Saved entries

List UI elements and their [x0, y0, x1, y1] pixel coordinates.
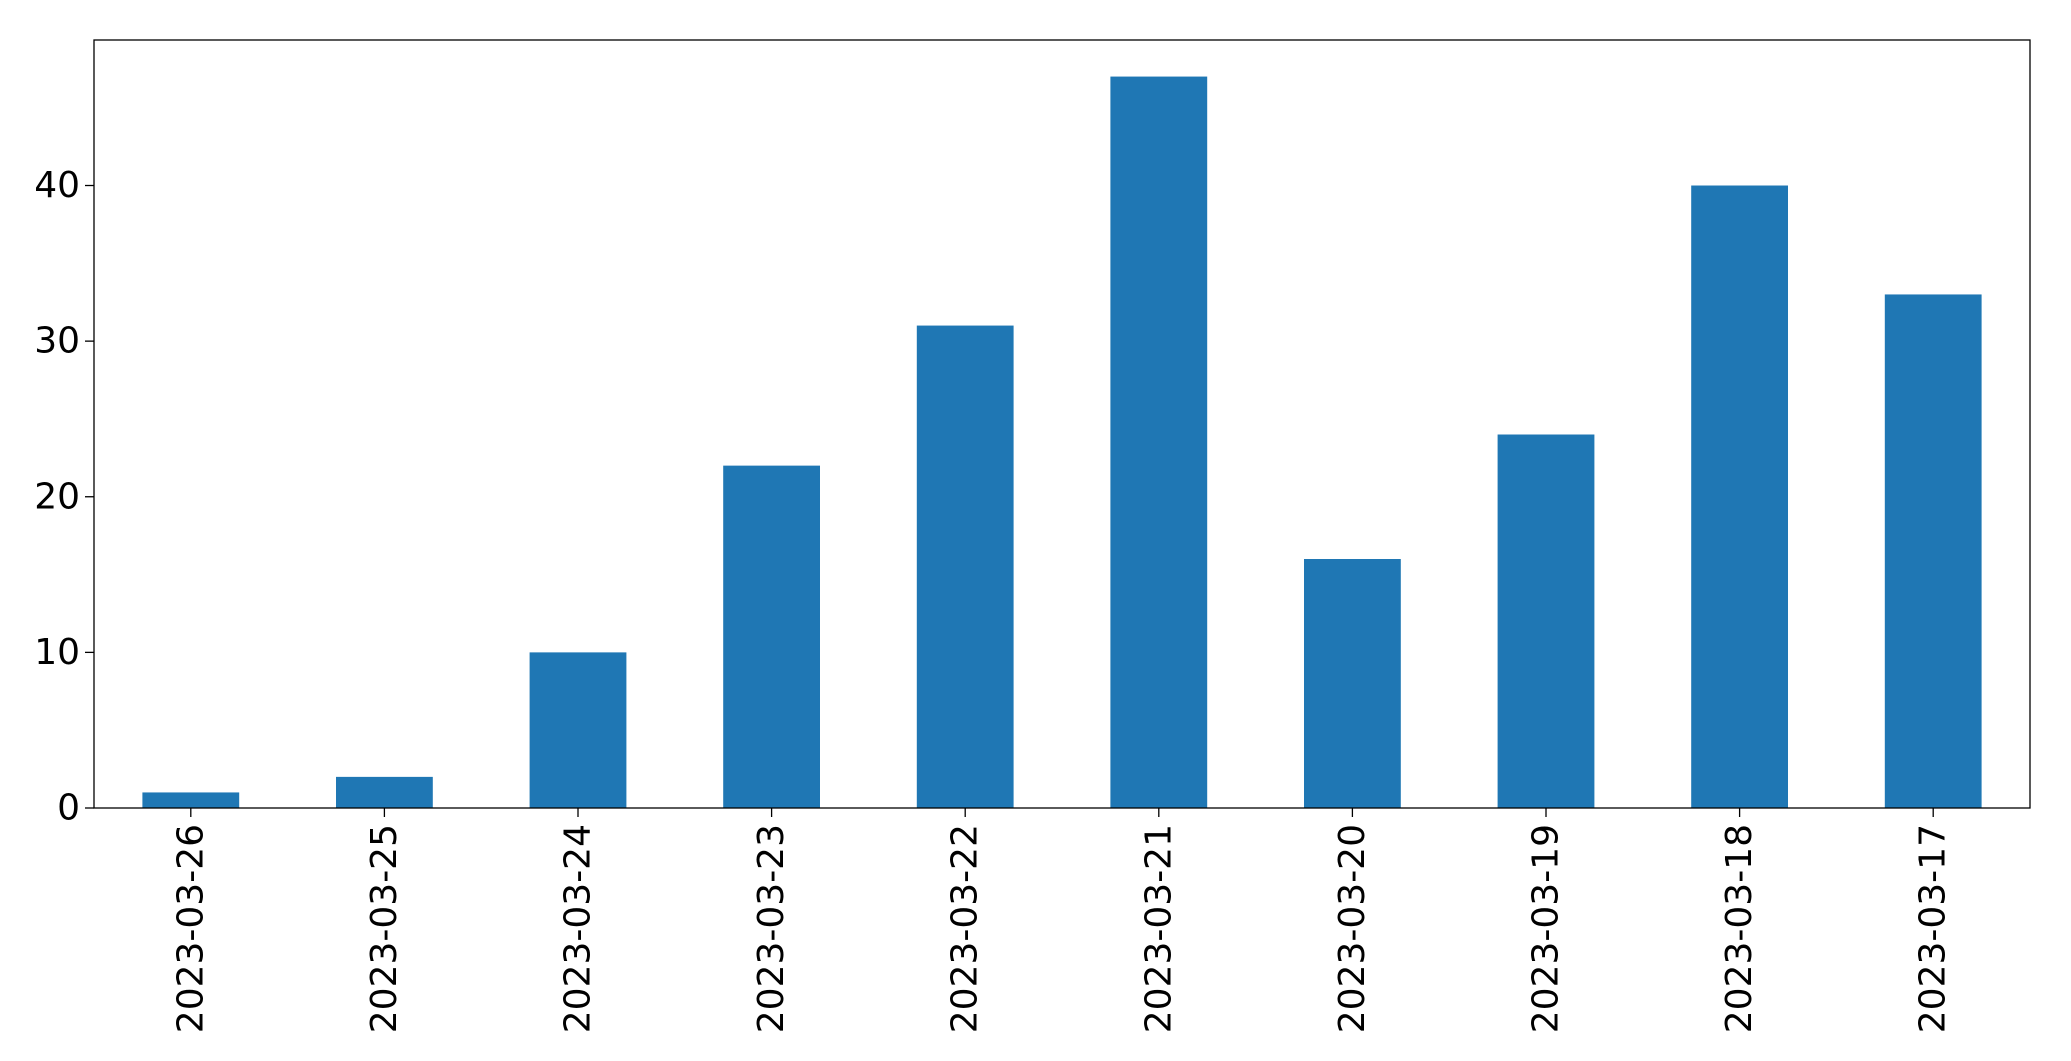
x-tick-label: 2023-03-20 [1332, 824, 1373, 1033]
bar [1110, 76, 1208, 809]
x-tick-label: 2023-03-24 [558, 824, 599, 1033]
bar [336, 776, 433, 808]
bar [916, 325, 1014, 808]
x-tick-label: 2023-03-22 [945, 824, 986, 1033]
bar [1304, 559, 1401, 808]
bar [529, 652, 627, 808]
bar [723, 465, 820, 808]
x-tick-label: 2023-03-25 [364, 824, 405, 1033]
x-tick-label: 2023-03-19 [1526, 824, 1567, 1033]
bar [1691, 185, 1788, 809]
x-tick-label: 2023-03-26 [170, 824, 211, 1033]
plot-frame [93, 39, 2031, 809]
y-tick-label: 0 [57, 788, 80, 829]
y-tick-label: 30 [34, 321, 80, 362]
y-tick-label: 10 [34, 632, 80, 673]
x-tick-label: 2023-03-21 [1138, 824, 1179, 1033]
x-tick-label: 2023-03-17 [1913, 824, 1954, 1033]
bar [142, 792, 240, 808]
y-tick-label: 20 [34, 476, 80, 517]
bar [1884, 294, 1982, 809]
bar [1497, 434, 1595, 808]
y-tick-label: 40 [34, 165, 80, 206]
x-tick-label: 2023-03-18 [1719, 824, 1760, 1033]
x-tick-label: 2023-03-23 [751, 824, 792, 1033]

#### DIRECTIONS
Please repeat the data above line for line, without the picture.

#### PROBLEM SOLUTION
List UI elements and their [x0, y0, x1, y1] pixel coordinates.
x-tick-label: 2023-03-20 [1332, 824, 1373, 1033]
bar [1110, 76, 1208, 809]
x-tick-label: 2023-03-24 [558, 824, 599, 1033]
bar [336, 776, 433, 808]
bar [916, 325, 1014, 808]
x-tick-label: 2023-03-22 [945, 824, 986, 1033]
bar [1304, 559, 1401, 808]
bar [529, 652, 627, 808]
bar [723, 465, 820, 808]
x-tick-label: 2023-03-25 [364, 824, 405, 1033]
x-tick-label: 2023-03-19 [1526, 824, 1567, 1033]
bar [1691, 185, 1788, 809]
x-tick-label: 2023-03-26 [170, 824, 211, 1033]
plot-frame [93, 39, 2031, 809]
y-tick-label: 0 [57, 788, 80, 829]
y-tick-label: 30 [34, 321, 80, 362]
y-tick-label: 10 [34, 632, 80, 673]
x-tick-label: 2023-03-21 [1138, 824, 1179, 1033]
x-tick-label: 2023-03-17 [1913, 824, 1954, 1033]
bar [142, 792, 240, 808]
y-tick-label: 20 [34, 476, 80, 517]
bar [1884, 294, 1982, 809]
bar [1497, 434, 1595, 808]
y-tick-label: 40 [34, 165, 80, 206]
x-tick-label: 2023-03-18 [1719, 824, 1760, 1033]
x-tick-label: 2023-03-23 [751, 824, 792, 1033]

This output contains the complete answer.